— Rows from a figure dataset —
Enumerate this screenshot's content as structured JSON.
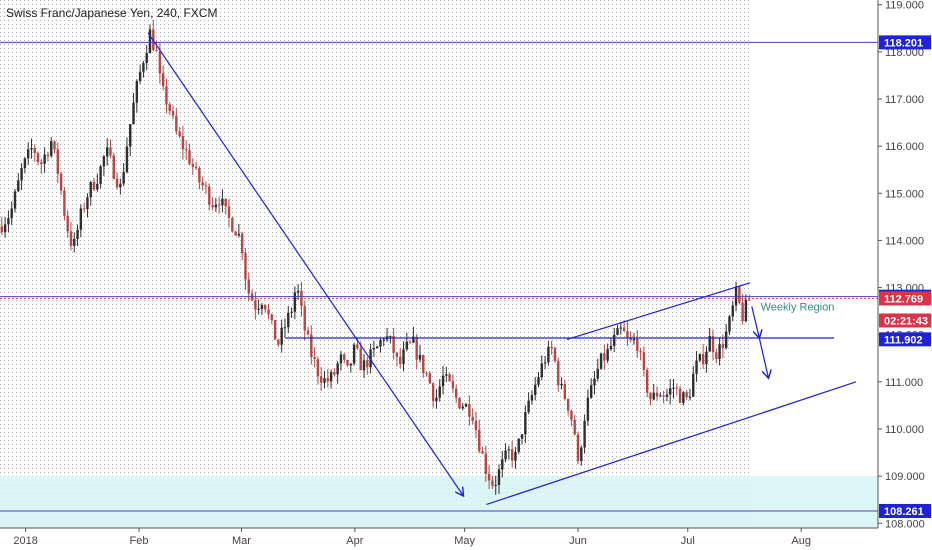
{
  "header": {
    "title": "Swiss Franc/Japanese Yen, 240, FXCM"
  },
  "colors": {
    "bull": "#2e2e2e",
    "bear": "#b44848",
    "drawing_blue": "#1f22d6",
    "level_purple": "#4b3fb8",
    "zone_fill": "#d6f5f7",
    "tag_blue": "#1f22d6",
    "tag_red": "#d9344a",
    "grid": "#9a9a9a"
  },
  "chart_data": {
    "type": "candlestick",
    "title": "Swiss Franc/Japanese Yen, 240, FXCM",
    "timeframe": "240",
    "ylim": [
      107.9,
      119.1
    ],
    "y_ticks": [
      "119.000",
      "118.000",
      "117.000",
      "116.000",
      "115.000",
      "114.000",
      "113.000",
      "112.000",
      "111.000",
      "110.000",
      "109.000",
      "108.000"
    ],
    "x_ticks": [
      {
        "label": "2018",
        "day": 1
      },
      {
        "label": "Feb",
        "day": 32
      },
      {
        "label": "Mar",
        "day": 60
      },
      {
        "label": "Apr",
        "day": 91
      },
      {
        "label": "May",
        "day": 121
      },
      {
        "label": "Jun",
        "day": 152
      },
      {
        "label": "Jul",
        "day": 182
      },
      {
        "label": "Aug",
        "day": 213
      }
    ],
    "xlim_days": [
      -6,
      234
    ],
    "last_bar_day": 199,
    "price_path": [
      [
        -6,
        114.3
      ],
      [
        -3,
        114.6
      ],
      [
        0,
        115.5
      ],
      [
        3,
        116.0
      ],
      [
        5,
        115.6
      ],
      [
        8,
        116.1
      ],
      [
        10,
        115.4
      ],
      [
        12,
        114.4
      ],
      [
        14,
        113.8
      ],
      [
        16,
        114.5
      ],
      [
        18,
        115.0
      ],
      [
        21,
        115.4
      ],
      [
        23,
        115.9
      ],
      [
        25,
        115.5
      ],
      [
        27,
        115.1
      ],
      [
        29,
        116.2
      ],
      [
        31,
        117.1
      ],
      [
        33,
        117.8
      ],
      [
        35,
        118.4
      ],
      [
        37,
        117.9
      ],
      [
        38,
        117.2
      ],
      [
        40,
        116.9
      ],
      [
        42,
        116.3
      ],
      [
        44,
        116.0
      ],
      [
        46,
        115.7
      ],
      [
        48,
        115.3
      ],
      [
        50,
        115.1
      ],
      [
        52,
        114.8
      ],
      [
        54,
        114.9
      ],
      [
        56,
        114.5
      ],
      [
        58,
        114.3
      ],
      [
        60,
        114.0
      ],
      [
        61,
        113.3
      ],
      [
        62,
        112.9
      ],
      [
        64,
        112.6
      ],
      [
        66,
        112.8
      ],
      [
        68,
        112.2
      ],
      [
        70,
        111.8
      ],
      [
        72,
        112.2
      ],
      [
        74,
        112.6
      ],
      [
        75,
        113.1
      ],
      [
        77,
        112.2
      ],
      [
        79,
        111.6
      ],
      [
        81,
        111.2
      ],
      [
        83,
        111.0
      ],
      [
        85,
        111.1
      ],
      [
        87,
        111.5
      ],
      [
        89,
        111.2
      ],
      [
        91,
        111.7
      ],
      [
        93,
        111.3
      ],
      [
        95,
        111.5
      ],
      [
        97,
        111.7
      ],
      [
        99,
        112.0
      ],
      [
        101,
        111.8
      ],
      [
        103,
        111.3
      ],
      [
        105,
        111.7
      ],
      [
        107,
        111.8
      ],
      [
        109,
        111.4
      ],
      [
        111,
        111.1
      ],
      [
        113,
        110.6
      ],
      [
        115,
        111.1
      ],
      [
        117,
        110.9
      ],
      [
        119,
        110.6
      ],
      [
        121,
        110.5
      ],
      [
        123,
        110.4
      ],
      [
        125,
        109.7
      ],
      [
        127,
        109.1
      ],
      [
        129,
        108.8
      ],
      [
        131,
        109.2
      ],
      [
        133,
        109.5
      ],
      [
        135,
        109.4
      ],
      [
        137,
        110.1
      ],
      [
        139,
        110.6
      ],
      [
        141,
        111.1
      ],
      [
        143,
        111.5
      ],
      [
        145,
        111.7
      ],
      [
        147,
        110.9
      ],
      [
        149,
        110.6
      ],
      [
        151,
        110.0
      ],
      [
        152,
        109.2
      ],
      [
        154,
        110.4
      ],
      [
        156,
        110.9
      ],
      [
        158,
        111.4
      ],
      [
        160,
        111.6
      ],
      [
        162,
        111.9
      ],
      [
        164,
        112.1
      ],
      [
        166,
        111.8
      ],
      [
        168,
        111.9
      ],
      [
        170,
        111.1
      ],
      [
        172,
        110.6
      ],
      [
        174,
        110.8
      ],
      [
        176,
        110.7
      ],
      [
        178,
        110.9
      ],
      [
        180,
        110.7
      ],
      [
        182,
        110.6
      ],
      [
        184,
        111.3
      ],
      [
        186,
        111.5
      ],
      [
        188,
        111.9
      ],
      [
        190,
        111.6
      ],
      [
        192,
        111.9
      ],
      [
        194,
        112.4
      ],
      [
        195,
        112.9
      ],
      [
        197,
        112.4
      ],
      [
        199,
        112.77
      ]
    ],
    "levels": [
      {
        "price": 118.201,
        "label": "118.201"
      },
      {
        "price": 112.807,
        "label": "112.807"
      },
      {
        "price": 111.902,
        "label": "111.902"
      },
      {
        "price": 108.261,
        "label": "108.261"
      }
    ],
    "current": {
      "price": 112.769,
      "label": "112.769",
      "countdown": "02:21:43"
    },
    "zone": {
      "from": 107.9,
      "to": 109.0
    },
    "trendlines": [
      {
        "from": [
          34.5,
          118.4
        ],
        "to": [
          120.5,
          108.6
        ],
        "arrow": true
      },
      {
        "from": [
          127,
          108.4
        ],
        "to": [
          228,
          111.0
        ],
        "arrow": false
      },
      {
        "from": [
          149,
          111.9
        ],
        "to": [
          199,
          113.1
        ],
        "arrow": false
      },
      {
        "from": [
          72,
          111.93
        ],
        "to": [
          222,
          111.93
        ],
        "arrow": false
      }
    ],
    "small_arrows": [
      {
        "from": [
          199.5,
          112.6
        ],
        "to": [
          201.5,
          111.95
        ]
      },
      {
        "from": [
          201.5,
          111.95
        ],
        "to": [
          204,
          111.1
        ]
      }
    ],
    "annotations": [
      {
        "text": "Weekly Region",
        "day": 212,
        "price": 112.6
      }
    ]
  }
}
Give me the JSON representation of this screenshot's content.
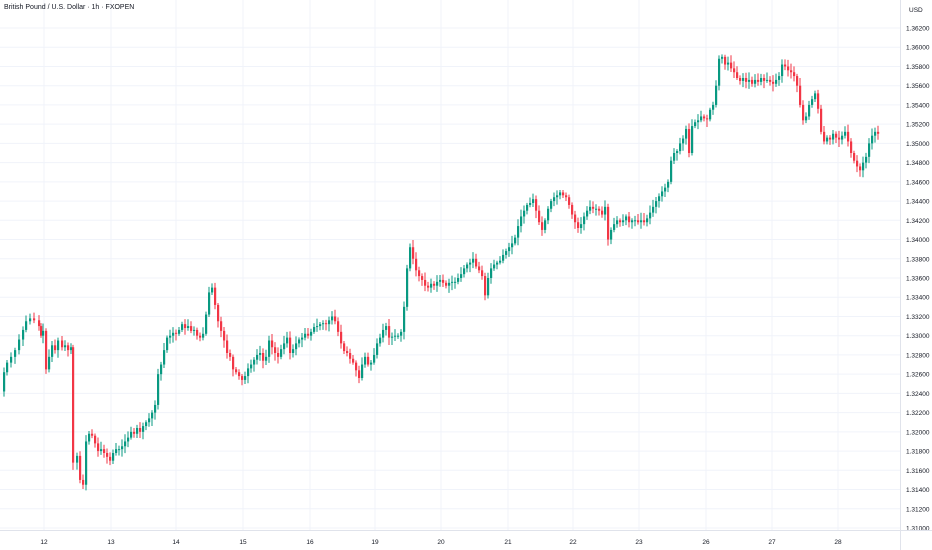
{
  "chart_data": {
    "type": "candlestick",
    "title": "British Pound / U.S. Dollar · 1h · FXOPEN",
    "currency_label": "USD",
    "ylim": [
      1.31,
      1.363
    ],
    "y_ticks": [
      "1.31000",
      "1.31200",
      "1.31400",
      "1.31600",
      "1.31800",
      "1.32000",
      "1.32200",
      "1.32400",
      "1.32600",
      "1.32800",
      "1.33000",
      "1.33200",
      "1.33400",
      "1.33600",
      "1.33800",
      "1.34000",
      "1.34200",
      "1.34400",
      "1.34600",
      "1.34800",
      "1.35000",
      "1.35200",
      "1.35400",
      "1.35600",
      "1.35800",
      "1.36000",
      "1.36200"
    ],
    "x_ticks": [
      "12",
      "13",
      "14",
      "15",
      "16",
      "19",
      "20",
      "21",
      "22",
      "23",
      "26",
      "27",
      "28"
    ],
    "grid": true,
    "colors": {
      "up": "#089981",
      "down": "#f23645",
      "grid": "#f0f3fa",
      "axis_text": "#131722"
    },
    "close_path": [
      [
        0,
        1.3242
      ],
      [
        3,
        1.3262
      ],
      [
        6,
        1.3272
      ],
      [
        10,
        1.3278
      ],
      [
        14,
        1.3285
      ],
      [
        18,
        1.3296
      ],
      [
        22,
        1.3306
      ],
      [
        25,
        1.3315
      ],
      [
        29,
        1.3318
      ],
      [
        33,
        1.3316
      ],
      [
        38,
        1.331
      ],
      [
        40,
        1.33
      ],
      [
        42,
        1.3305
      ],
      [
        45,
        1.3265
      ],
      [
        48,
        1.3278
      ],
      [
        51,
        1.329
      ],
      [
        54,
        1.3285
      ],
      [
        57,
        1.3295
      ],
      [
        61,
        1.3288
      ],
      [
        64,
        1.329
      ],
      [
        67,
        1.3285
      ],
      [
        70,
        1.3288
      ],
      [
        72,
        1.3168
      ],
      [
        76,
        1.3175
      ],
      [
        79,
        1.315
      ],
      [
        82,
        1.3145
      ],
      [
        85,
        1.319
      ],
      [
        88,
        1.3198
      ],
      [
        91,
        1.3196
      ],
      [
        94,
        1.3188
      ],
      [
        97,
        1.318
      ],
      [
        100,
        1.3182
      ],
      [
        103,
        1.3178
      ],
      [
        106,
        1.3174
      ],
      [
        109,
        1.317
      ],
      [
        112,
        1.3178
      ],
      [
        115,
        1.3182
      ],
      [
        118,
        1.3182
      ],
      [
        121,
        1.3185
      ],
      [
        124,
        1.319
      ],
      [
        127,
        1.3194
      ],
      [
        130,
        1.32
      ],
      [
        133,
        1.3198
      ],
      [
        136,
        1.3204
      ],
      [
        139,
        1.32
      ],
      [
        142,
        1.3206
      ],
      [
        145,
        1.321
      ],
      [
        148,
        1.3214
      ],
      [
        151,
        1.322
      ],
      [
        154,
        1.3228
      ],
      [
        157,
        1.326
      ],
      [
        160,
        1.327
      ],
      [
        163,
        1.3285
      ],
      [
        166,
        1.3298
      ],
      [
        169,
        1.33
      ],
      [
        172,
        1.3303
      ],
      [
        175,
        1.3302
      ],
      [
        178,
        1.3306
      ],
      [
        181,
        1.3312
      ],
      [
        184,
        1.3308
      ],
      [
        187,
        1.331
      ],
      [
        190,
        1.3305
      ],
      [
        193,
        1.3306
      ],
      [
        196,
        1.33
      ],
      [
        199,
        1.3298
      ],
      [
        202,
        1.3302
      ],
      [
        205,
        1.3322
      ],
      [
        208,
        1.3345
      ],
      [
        211,
        1.335
      ],
      [
        214,
        1.3332
      ],
      [
        217,
        1.3315
      ],
      [
        220,
        1.3305
      ],
      [
        223,
        1.3295
      ],
      [
        226,
        1.3282
      ],
      [
        229,
        1.3278
      ],
      [
        232,
        1.3265
      ],
      [
        235,
        1.3262
      ],
      [
        238,
        1.3258
      ],
      [
        241,
        1.3254
      ],
      [
        244,
        1.3258
      ],
      [
        247,
        1.3266
      ],
      [
        250,
        1.327
      ],
      [
        253,
        1.3275
      ],
      [
        256,
        1.328
      ],
      [
        259,
        1.3282
      ],
      [
        262,
        1.3274
      ],
      [
        265,
        1.3278
      ],
      [
        268,
        1.3295
      ],
      [
        271,
        1.3288
      ],
      [
        274,
        1.3282
      ],
      [
        277,
        1.3278
      ],
      [
        280,
        1.3286
      ],
      [
        283,
        1.3292
      ],
      [
        286,
        1.3298
      ],
      [
        289,
        1.3282
      ],
      [
        292,
        1.3286
      ],
      [
        295,
        1.3292
      ],
      [
        298,
        1.3296
      ],
      [
        301,
        1.3298
      ],
      [
        304,
        1.3302
      ],
      [
        307,
        1.33
      ],
      [
        310,
        1.3304
      ],
      [
        313,
        1.3309
      ],
      [
        316,
        1.331
      ],
      [
        319,
        1.3312
      ],
      [
        322,
        1.3313
      ],
      [
        325,
        1.3312
      ],
      [
        328,
        1.3316
      ],
      [
        331,
        1.332
      ],
      [
        334,
        1.3315
      ],
      [
        337,
        1.3304
      ],
      [
        340,
        1.3292
      ],
      [
        343,
        1.3284
      ],
      [
        346,
        1.3282
      ],
      [
        349,
        1.3276
      ],
      [
        352,
        1.3272
      ],
      [
        355,
        1.3264
      ],
      [
        358,
        1.3256
      ],
      [
        361,
        1.327
      ],
      [
        364,
        1.3278
      ],
      [
        367,
        1.327
      ],
      [
        370,
        1.3272
      ],
      [
        373,
        1.328
      ],
      [
        376,
        1.3292
      ],
      [
        379,
        1.3298
      ],
      [
        382,
        1.3306
      ],
      [
        385,
        1.331
      ],
      [
        388,
        1.3298
      ],
      [
        391,
        1.3299
      ],
      [
        394,
        1.33
      ],
      [
        397,
        1.33
      ],
      [
        400,
        1.3304
      ],
      [
        403,
        1.333
      ],
      [
        406,
        1.337
      ],
      [
        409,
        1.3392
      ],
      [
        412,
        1.338
      ],
      [
        415,
        1.3368
      ],
      [
        418,
        1.3362
      ],
      [
        421,
        1.3358
      ],
      [
        424,
        1.3352
      ],
      [
        427,
        1.335
      ],
      [
        430,
        1.3354
      ],
      [
        433,
        1.3352
      ],
      [
        436,
        1.3356
      ],
      [
        439,
        1.3358
      ],
      [
        442,
        1.3355
      ],
      [
        445,
        1.3352
      ],
      [
        448,
        1.3355
      ],
      [
        451,
        1.3356
      ],
      [
        454,
        1.3356
      ],
      [
        457,
        1.336
      ],
      [
        460,
        1.3364
      ],
      [
        463,
        1.337
      ],
      [
        466,
        1.3374
      ],
      [
        469,
        1.3376
      ],
      [
        472,
        1.338
      ],
      [
        475,
        1.3372
      ],
      [
        478,
        1.3368
      ],
      [
        481,
        1.3362
      ],
      [
        484,
        1.3342
      ],
      [
        487,
        1.336
      ],
      [
        490,
        1.337
      ],
      [
        493,
        1.3374
      ],
      [
        496,
        1.3376
      ],
      [
        499,
        1.3378
      ],
      [
        502,
        1.3384
      ],
      [
        505,
        1.3388
      ],
      [
        508,
        1.3392
      ],
      [
        511,
        1.3396
      ],
      [
        514,
        1.3402
      ],
      [
        517,
        1.3414
      ],
      [
        520,
        1.3424
      ],
      [
        523,
        1.343
      ],
      [
        526,
        1.3436
      ],
      [
        529,
        1.3438
      ],
      [
        532,
        1.3442
      ],
      [
        535,
        1.343
      ],
      [
        538,
        1.3418
      ],
      [
        541,
        1.341
      ],
      [
        544,
        1.342
      ],
      [
        547,
        1.3432
      ],
      [
        550,
        1.344
      ],
      [
        553,
        1.3444
      ],
      [
        556,
        1.3446
      ],
      [
        559,
        1.3449
      ],
      [
        562,
        1.3446
      ],
      [
        565,
        1.3444
      ],
      [
        568,
        1.3436
      ],
      [
        571,
        1.3426
      ],
      [
        574,
        1.3418
      ],
      [
        577,
        1.3412
      ],
      [
        580,
        1.3416
      ],
      [
        583,
        1.3424
      ],
      [
        586,
        1.343
      ],
      [
        589,
        1.3434
      ],
      [
        592,
        1.3432
      ],
      [
        595,
        1.3432
      ],
      [
        598,
        1.343
      ],
      [
        601,
        1.3426
      ],
      [
        604,
        1.3434
      ],
      [
        607,
        1.34
      ],
      [
        610,
        1.341
      ],
      [
        613,
        1.3416
      ],
      [
        616,
        1.342
      ],
      [
        619,
        1.3418
      ],
      [
        622,
        1.342
      ],
      [
        625,
        1.3424
      ],
      [
        628,
        1.3418
      ],
      [
        631,
        1.342
      ],
      [
        634,
        1.342
      ],
      [
        637,
        1.3418
      ],
      [
        640,
        1.342
      ],
      [
        643,
        1.3418
      ],
      [
        646,
        1.3422
      ],
      [
        649,
        1.3428
      ],
      [
        652,
        1.3434
      ],
      [
        655,
        1.344
      ],
      [
        658,
        1.3445
      ],
      [
        661,
        1.345
      ],
      [
        664,
        1.3454
      ],
      [
        667,
        1.346
      ],
      [
        670,
        1.3482
      ],
      [
        673,
        1.349
      ],
      [
        676,
        1.3492
      ],
      [
        679,
        1.35
      ],
      [
        682,
        1.3505
      ],
      [
        685,
        1.3515
      ],
      [
        688,
        1.349
      ],
      [
        691,
        1.3518
      ],
      [
        694,
        1.3522
      ],
      [
        697,
        1.3524
      ],
      [
        700,
        1.3528
      ],
      [
        703,
        1.3526
      ],
      [
        706,
        1.3525
      ],
      [
        709,
        1.3535
      ],
      [
        712,
        1.354
      ],
      [
        715,
        1.356
      ],
      [
        718,
        1.3588
      ],
      [
        721,
        1.359
      ],
      [
        724,
        1.3582
      ],
      [
        727,
        1.3584
      ],
      [
        730,
        1.3578
      ],
      [
        733,
        1.3574
      ],
      [
        736,
        1.3568
      ],
      [
        739,
        1.3565
      ],
      [
        742,
        1.3568
      ],
      [
        745,
        1.3564
      ],
      [
        748,
        1.3566
      ],
      [
        751,
        1.3562
      ],
      [
        754,
        1.3566
      ],
      [
        757,
        1.3564
      ],
      [
        760,
        1.3568
      ],
      [
        763,
        1.3565
      ],
      [
        766,
        1.3566
      ],
      [
        769,
        1.3564
      ],
      [
        772,
        1.3562
      ],
      [
        775,
        1.3566
      ],
      [
        778,
        1.357
      ],
      [
        781,
        1.3582
      ],
      [
        784,
        1.358
      ],
      [
        787,
        1.3576
      ],
      [
        790,
        1.3574
      ],
      [
        793,
        1.357
      ],
      [
        796,
        1.356
      ],
      [
        799,
        1.354
      ],
      [
        802,
        1.3524
      ],
      [
        805,
        1.3528
      ],
      [
        808,
        1.354
      ],
      [
        811,
        1.3546
      ],
      [
        814,
        1.3552
      ],
      [
        817,
        1.3536
      ],
      [
        820,
        1.3512
      ],
      [
        823,
        1.3502
      ],
      [
        826,
        1.3506
      ],
      [
        829,
        1.3504
      ],
      [
        832,
        1.351
      ],
      [
        835,
        1.3506
      ],
      [
        838,
        1.3504
      ],
      [
        841,
        1.3508
      ],
      [
        844,
        1.3512
      ],
      [
        847,
        1.3502
      ],
      [
        850,
        1.349
      ],
      [
        853,
        1.3482
      ],
      [
        856,
        1.3476
      ],
      [
        859,
        1.3472
      ],
      [
        862,
        1.348
      ],
      [
        865,
        1.3486
      ],
      [
        868,
        1.35
      ],
      [
        871,
        1.3508
      ],
      [
        874,
        1.3512
      ],
      [
        877,
        1.351
      ]
    ]
  }
}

— Directive —
Copy in full each line that holds the word "screenshot".

— Written reply —
Enumerate this screenshot's content as structured JSON.
Give me the JSON representation of this screenshot's content.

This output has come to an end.